*What this task involves*
The data below must be copied in full and without any change.

*Extracted material*
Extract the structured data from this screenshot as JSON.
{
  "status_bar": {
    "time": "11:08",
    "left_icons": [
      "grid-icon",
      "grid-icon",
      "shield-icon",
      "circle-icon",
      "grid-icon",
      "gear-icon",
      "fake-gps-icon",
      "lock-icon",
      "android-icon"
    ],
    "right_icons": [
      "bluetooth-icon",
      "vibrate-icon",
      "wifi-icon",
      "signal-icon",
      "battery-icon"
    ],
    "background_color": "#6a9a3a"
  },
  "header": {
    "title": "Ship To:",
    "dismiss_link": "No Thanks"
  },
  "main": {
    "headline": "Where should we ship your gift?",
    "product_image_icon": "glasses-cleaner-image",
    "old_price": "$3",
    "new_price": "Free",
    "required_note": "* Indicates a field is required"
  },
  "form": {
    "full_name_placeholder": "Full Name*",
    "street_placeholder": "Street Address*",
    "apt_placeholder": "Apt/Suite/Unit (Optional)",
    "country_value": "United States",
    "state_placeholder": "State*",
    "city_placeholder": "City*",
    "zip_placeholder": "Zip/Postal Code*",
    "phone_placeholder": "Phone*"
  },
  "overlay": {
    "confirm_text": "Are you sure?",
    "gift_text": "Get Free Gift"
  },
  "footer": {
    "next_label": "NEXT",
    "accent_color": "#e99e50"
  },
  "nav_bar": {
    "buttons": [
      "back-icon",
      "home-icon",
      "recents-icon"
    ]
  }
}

*Result for this exercise*
Extract the structured data from this screenshot as JSON.
{
  "status_bar": {
    "time": "11:08",
    "left_icons": [
      "grid-icon",
      "grid-icon",
      "shield-icon",
      "circle-icon",
      "grid-icon",
      "gear-icon",
      "fake-gps-icon",
      "lock-icon",
      "android-icon"
    ],
    "right_icons": [
      "bluetooth-icon",
      "vibrate-icon",
      "wifi-icon",
      "signal-icon",
      "battery-icon"
    ],
    "background_color": "#6a9a3a"
  },
  "header": {
    "title": "Ship To:",
    "dismiss_link": "No Thanks"
  },
  "main": {
    "headline": "Where should we ship your gift?",
    "product_image_icon": "glasses-cleaner-image",
    "old_price": "$3",
    "new_price": "Free",
    "required_note": "* Indicates a field is required"
  },
  "form": {
    "full_name_placeholder": "Full Name*",
    "street_placeholder": "Street Address*",
    "apt_placeholder": "Apt/Suite/Unit (Optional)",
    "country_value": "United States",
    "state_placeholder": "State*",
    "city_placeholder": "City*",
    "zip_placeholder": "Zip/Postal Code*",
    "phone_placeholder": "Phone*"
  },
  "overlay": {
    "confirm_text": "Are you sure?",
    "gift_text": "Get Free Gift"
  },
  "footer": {
    "next_label": "NEXT",
    "accent_color": "#e99e50"
  },
  "nav_bar": {
    "buttons": [
      "back-icon",
      "home-icon",
      "recents-icon"
    ]
  }
}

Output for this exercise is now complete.